_Set task_:
Will you extract the entries word for word? Images should not appear in the copy.

— Begin Records for this exercise —

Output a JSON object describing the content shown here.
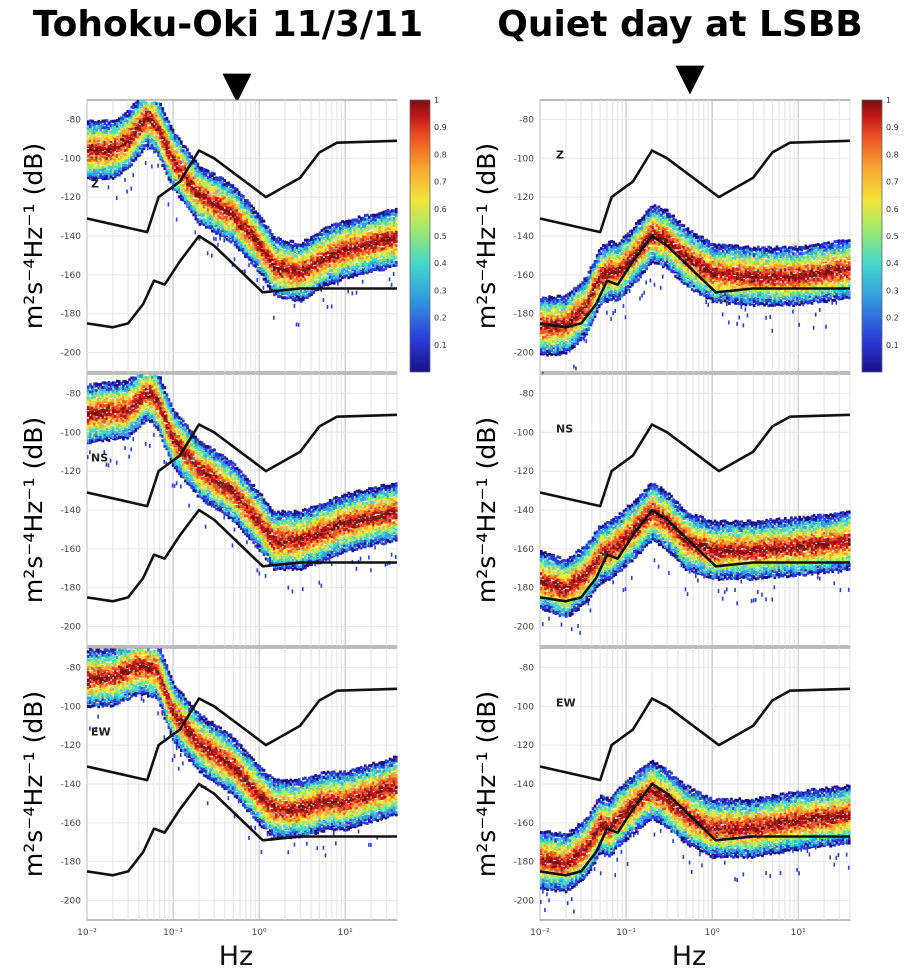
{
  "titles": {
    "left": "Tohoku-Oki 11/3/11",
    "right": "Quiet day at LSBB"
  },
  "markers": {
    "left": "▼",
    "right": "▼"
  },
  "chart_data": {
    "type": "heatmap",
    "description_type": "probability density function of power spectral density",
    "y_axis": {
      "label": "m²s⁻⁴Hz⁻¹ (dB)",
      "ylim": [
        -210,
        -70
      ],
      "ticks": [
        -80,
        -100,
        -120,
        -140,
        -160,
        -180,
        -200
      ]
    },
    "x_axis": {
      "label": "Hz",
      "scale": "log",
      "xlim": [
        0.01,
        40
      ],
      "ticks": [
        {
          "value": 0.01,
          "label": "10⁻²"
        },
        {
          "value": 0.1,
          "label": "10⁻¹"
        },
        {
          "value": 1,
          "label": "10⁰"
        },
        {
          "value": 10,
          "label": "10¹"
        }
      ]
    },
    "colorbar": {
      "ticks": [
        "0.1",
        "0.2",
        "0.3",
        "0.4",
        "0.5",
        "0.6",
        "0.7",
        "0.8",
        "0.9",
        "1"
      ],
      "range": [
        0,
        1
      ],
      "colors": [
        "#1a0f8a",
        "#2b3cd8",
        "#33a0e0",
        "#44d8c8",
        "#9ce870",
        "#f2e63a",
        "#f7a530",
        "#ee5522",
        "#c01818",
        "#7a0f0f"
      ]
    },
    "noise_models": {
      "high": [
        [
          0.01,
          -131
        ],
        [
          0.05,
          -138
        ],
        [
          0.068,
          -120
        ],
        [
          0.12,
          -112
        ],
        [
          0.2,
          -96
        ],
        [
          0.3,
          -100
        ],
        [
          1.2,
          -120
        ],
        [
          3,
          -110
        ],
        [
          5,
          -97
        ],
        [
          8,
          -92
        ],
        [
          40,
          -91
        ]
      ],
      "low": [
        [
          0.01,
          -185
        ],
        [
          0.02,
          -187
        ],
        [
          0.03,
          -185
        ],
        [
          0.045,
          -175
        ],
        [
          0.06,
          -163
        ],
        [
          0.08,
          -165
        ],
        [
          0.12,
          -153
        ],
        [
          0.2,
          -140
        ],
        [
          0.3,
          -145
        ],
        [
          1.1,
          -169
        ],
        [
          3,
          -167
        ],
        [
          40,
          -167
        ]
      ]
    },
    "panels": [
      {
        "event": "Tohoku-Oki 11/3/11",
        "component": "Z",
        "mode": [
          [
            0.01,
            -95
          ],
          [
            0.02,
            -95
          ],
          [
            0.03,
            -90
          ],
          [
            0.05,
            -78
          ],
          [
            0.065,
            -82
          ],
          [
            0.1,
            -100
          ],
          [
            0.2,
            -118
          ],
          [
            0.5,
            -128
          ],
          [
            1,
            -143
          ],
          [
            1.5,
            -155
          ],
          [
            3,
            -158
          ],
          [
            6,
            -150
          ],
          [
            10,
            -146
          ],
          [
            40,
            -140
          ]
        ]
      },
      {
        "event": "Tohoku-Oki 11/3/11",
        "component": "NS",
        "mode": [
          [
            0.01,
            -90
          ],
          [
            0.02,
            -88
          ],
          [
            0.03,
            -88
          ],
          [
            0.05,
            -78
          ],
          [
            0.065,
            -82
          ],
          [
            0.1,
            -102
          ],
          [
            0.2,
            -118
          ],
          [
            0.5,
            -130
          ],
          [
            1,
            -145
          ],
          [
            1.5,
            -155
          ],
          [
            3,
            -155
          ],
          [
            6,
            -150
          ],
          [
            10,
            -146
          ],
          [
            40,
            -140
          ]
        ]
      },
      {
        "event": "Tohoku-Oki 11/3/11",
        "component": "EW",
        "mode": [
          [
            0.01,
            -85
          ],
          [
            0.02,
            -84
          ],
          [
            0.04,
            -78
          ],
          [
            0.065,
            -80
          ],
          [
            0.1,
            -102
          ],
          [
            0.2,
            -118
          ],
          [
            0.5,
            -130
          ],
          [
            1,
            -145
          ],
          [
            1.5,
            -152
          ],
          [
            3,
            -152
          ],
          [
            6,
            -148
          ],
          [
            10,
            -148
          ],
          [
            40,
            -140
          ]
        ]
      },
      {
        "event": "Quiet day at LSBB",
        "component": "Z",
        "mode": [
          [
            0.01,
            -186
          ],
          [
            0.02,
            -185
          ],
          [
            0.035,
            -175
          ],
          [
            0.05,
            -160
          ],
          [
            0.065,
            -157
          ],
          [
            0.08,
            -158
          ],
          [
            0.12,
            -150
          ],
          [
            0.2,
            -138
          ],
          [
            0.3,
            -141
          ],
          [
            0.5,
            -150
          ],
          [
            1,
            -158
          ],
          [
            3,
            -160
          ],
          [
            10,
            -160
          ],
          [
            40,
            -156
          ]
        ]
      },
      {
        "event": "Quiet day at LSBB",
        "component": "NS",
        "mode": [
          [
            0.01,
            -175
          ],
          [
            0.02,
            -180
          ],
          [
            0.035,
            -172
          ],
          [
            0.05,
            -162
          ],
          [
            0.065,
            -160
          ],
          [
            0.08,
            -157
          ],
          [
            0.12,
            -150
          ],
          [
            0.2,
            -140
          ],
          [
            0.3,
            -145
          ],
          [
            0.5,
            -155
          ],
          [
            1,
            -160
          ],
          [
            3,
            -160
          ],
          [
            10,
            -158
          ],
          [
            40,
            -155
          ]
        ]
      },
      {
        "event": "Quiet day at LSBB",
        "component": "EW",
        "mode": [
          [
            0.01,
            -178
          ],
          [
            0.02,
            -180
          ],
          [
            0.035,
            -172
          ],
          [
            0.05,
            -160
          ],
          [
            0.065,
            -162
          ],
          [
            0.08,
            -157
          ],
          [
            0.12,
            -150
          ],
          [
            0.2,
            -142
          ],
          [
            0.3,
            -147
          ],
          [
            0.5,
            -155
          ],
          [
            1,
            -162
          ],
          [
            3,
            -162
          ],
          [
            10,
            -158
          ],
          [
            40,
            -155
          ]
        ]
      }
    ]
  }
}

— End Records for this exercise —

_Answer to the task_:
Output a JSON object describing the content shown here.
{
  "titles": {
    "left": "Tohoku-Oki 11/3/11",
    "right": "Quiet day at LSBB"
  },
  "markers": {
    "left": "▼",
    "right": "▼"
  },
  "chart_data": {
    "type": "heatmap",
    "description_type": "probability density function of power spectral density",
    "y_axis": {
      "label": "m²s⁻⁴Hz⁻¹ (dB)",
      "ylim": [
        -210,
        -70
      ],
      "ticks": [
        -80,
        -100,
        -120,
        -140,
        -160,
        -180,
        -200
      ]
    },
    "x_axis": {
      "label": "Hz",
      "scale": "log",
      "xlim": [
        0.01,
        40
      ],
      "ticks": [
        {
          "value": 0.01,
          "label": "10⁻²"
        },
        {
          "value": 0.1,
          "label": "10⁻¹"
        },
        {
          "value": 1,
          "label": "10⁰"
        },
        {
          "value": 10,
          "label": "10¹"
        }
      ]
    },
    "colorbar": {
      "ticks": [
        "0.1",
        "0.2",
        "0.3",
        "0.4",
        "0.5",
        "0.6",
        "0.7",
        "0.8",
        "0.9",
        "1"
      ],
      "range": [
        0,
        1
      ],
      "colors": [
        "#1a0f8a",
        "#2b3cd8",
        "#33a0e0",
        "#44d8c8",
        "#9ce870",
        "#f2e63a",
        "#f7a530",
        "#ee5522",
        "#c01818",
        "#7a0f0f"
      ]
    },
    "noise_models": {
      "high": [
        [
          0.01,
          -131
        ],
        [
          0.05,
          -138
        ],
        [
          0.068,
          -120
        ],
        [
          0.12,
          -112
        ],
        [
          0.2,
          -96
        ],
        [
          0.3,
          -100
        ],
        [
          1.2,
          -120
        ],
        [
          3,
          -110
        ],
        [
          5,
          -97
        ],
        [
          8,
          -92
        ],
        [
          40,
          -91
        ]
      ],
      "low": [
        [
          0.01,
          -185
        ],
        [
          0.02,
          -187
        ],
        [
          0.03,
          -185
        ],
        [
          0.045,
          -175
        ],
        [
          0.06,
          -163
        ],
        [
          0.08,
          -165
        ],
        [
          0.12,
          -153
        ],
        [
          0.2,
          -140
        ],
        [
          0.3,
          -145
        ],
        [
          1.1,
          -169
        ],
        [
          3,
          -167
        ],
        [
          40,
          -167
        ]
      ]
    },
    "panels": [
      {
        "event": "Tohoku-Oki 11/3/11",
        "component": "Z",
        "mode": [
          [
            0.01,
            -95
          ],
          [
            0.02,
            -95
          ],
          [
            0.03,
            -90
          ],
          [
            0.05,
            -78
          ],
          [
            0.065,
            -82
          ],
          [
            0.1,
            -100
          ],
          [
            0.2,
            -118
          ],
          [
            0.5,
            -128
          ],
          [
            1,
            -143
          ],
          [
            1.5,
            -155
          ],
          [
            3,
            -158
          ],
          [
            6,
            -150
          ],
          [
            10,
            -146
          ],
          [
            40,
            -140
          ]
        ]
      },
      {
        "event": "Tohoku-Oki 11/3/11",
        "component": "NS",
        "mode": [
          [
            0.01,
            -90
          ],
          [
            0.02,
            -88
          ],
          [
            0.03,
            -88
          ],
          [
            0.05,
            -78
          ],
          [
            0.065,
            -82
          ],
          [
            0.1,
            -102
          ],
          [
            0.2,
            -118
          ],
          [
            0.5,
            -130
          ],
          [
            1,
            -145
          ],
          [
            1.5,
            -155
          ],
          [
            3,
            -155
          ],
          [
            6,
            -150
          ],
          [
            10,
            -146
          ],
          [
            40,
            -140
          ]
        ]
      },
      {
        "event": "Tohoku-Oki 11/3/11",
        "component": "EW",
        "mode": [
          [
            0.01,
            -85
          ],
          [
            0.02,
            -84
          ],
          [
            0.04,
            -78
          ],
          [
            0.065,
            -80
          ],
          [
            0.1,
            -102
          ],
          [
            0.2,
            -118
          ],
          [
            0.5,
            -130
          ],
          [
            1,
            -145
          ],
          [
            1.5,
            -152
          ],
          [
            3,
            -152
          ],
          [
            6,
            -148
          ],
          [
            10,
            -148
          ],
          [
            40,
            -140
          ]
        ]
      },
      {
        "event": "Quiet day at LSBB",
        "component": "Z",
        "mode": [
          [
            0.01,
            -186
          ],
          [
            0.02,
            -185
          ],
          [
            0.035,
            -175
          ],
          [
            0.05,
            -160
          ],
          [
            0.065,
            -157
          ],
          [
            0.08,
            -158
          ],
          [
            0.12,
            -150
          ],
          [
            0.2,
            -138
          ],
          [
            0.3,
            -141
          ],
          [
            0.5,
            -150
          ],
          [
            1,
            -158
          ],
          [
            3,
            -160
          ],
          [
            10,
            -160
          ],
          [
            40,
            -156
          ]
        ]
      },
      {
        "event": "Quiet day at LSBB",
        "component": "NS",
        "mode": [
          [
            0.01,
            -175
          ],
          [
            0.02,
            -180
          ],
          [
            0.035,
            -172
          ],
          [
            0.05,
            -162
          ],
          [
            0.065,
            -160
          ],
          [
            0.08,
            -157
          ],
          [
            0.12,
            -150
          ],
          [
            0.2,
            -140
          ],
          [
            0.3,
            -145
          ],
          [
            0.5,
            -155
          ],
          [
            1,
            -160
          ],
          [
            3,
            -160
          ],
          [
            10,
            -158
          ],
          [
            40,
            -155
          ]
        ]
      },
      {
        "event": "Quiet day at LSBB",
        "component": "EW",
        "mode": [
          [
            0.01,
            -178
          ],
          [
            0.02,
            -180
          ],
          [
            0.035,
            -172
          ],
          [
            0.05,
            -160
          ],
          [
            0.065,
            -162
          ],
          [
            0.08,
            -157
          ],
          [
            0.12,
            -150
          ],
          [
            0.2,
            -142
          ],
          [
            0.3,
            -147
          ],
          [
            0.5,
            -155
          ],
          [
            1,
            -162
          ],
          [
            3,
            -162
          ],
          [
            10,
            -158
          ],
          [
            40,
            -155
          ]
        ]
      }
    ]
  }
}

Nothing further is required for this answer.